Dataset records
.....

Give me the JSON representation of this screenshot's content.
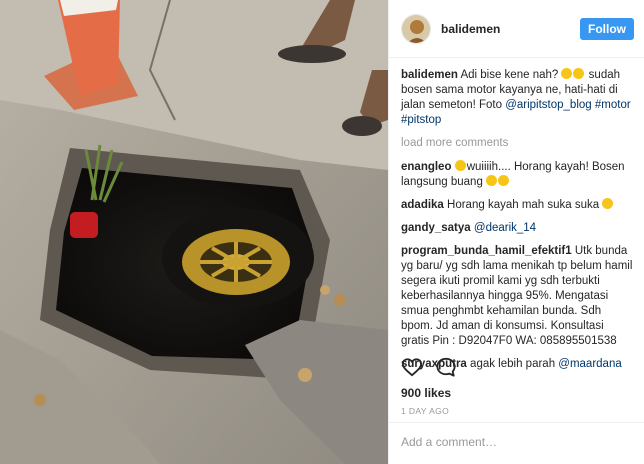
{
  "post": {
    "username": "balidemen",
    "follow_label": "Follow",
    "caption": {
      "user": "balidemen",
      "text_before": "Adi bise kene nah? ",
      "text_after": " sudah bosen sama motor kayanya ne, hati-hati di jalan semeton! Foto ",
      "mention": "@aripitstop_blog",
      "tags": [
        "#motor",
        "#pitstop"
      ]
    },
    "load_more": "load more comments",
    "comments": [
      {
        "user": "enangleo",
        "text_before": "",
        "text": "wuiiiih.... Horang kayah! Bosen langsung buang",
        "text_after": ""
      },
      {
        "user": "adadika",
        "text": "Horang kayah mah suka suka "
      },
      {
        "user": "gandy_satya",
        "mention": "@dearik_14"
      },
      {
        "user": "program_bunda_hamil_efektif1",
        "text": "Utk bunda yg baru/ yg sdh lama menikah tp belum hamil segera ikuti promil kami yg sdh terbukti keberhasilannya hingga 95%. Mengatasi smua penghmbt kehamilan bunda. Sdh bpom. Jd aman di konsumsi. Konsultasi gratis Pin : D92047F0 WA: 085895501538"
      },
      {
        "user": "suryaxputra",
        "text": "agak lebih parah ",
        "mention": "@maardana"
      }
    ],
    "likes": "900 likes",
    "time_ago": "1 DAY AGO",
    "add_comment_placeholder": "Add a comment…"
  },
  "icons": [
    "heart-icon",
    "comment-icon"
  ],
  "colors": {
    "accent": "#3897f0",
    "link": "#003569",
    "muted": "#999999"
  }
}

.....

Find the word "kayah" in the records and pull out each line that has it.

The response
        "text": "wuiiiih.... Horang kayah! Bosen langsung buang",
        "text": "Horang kayah mah suka suka "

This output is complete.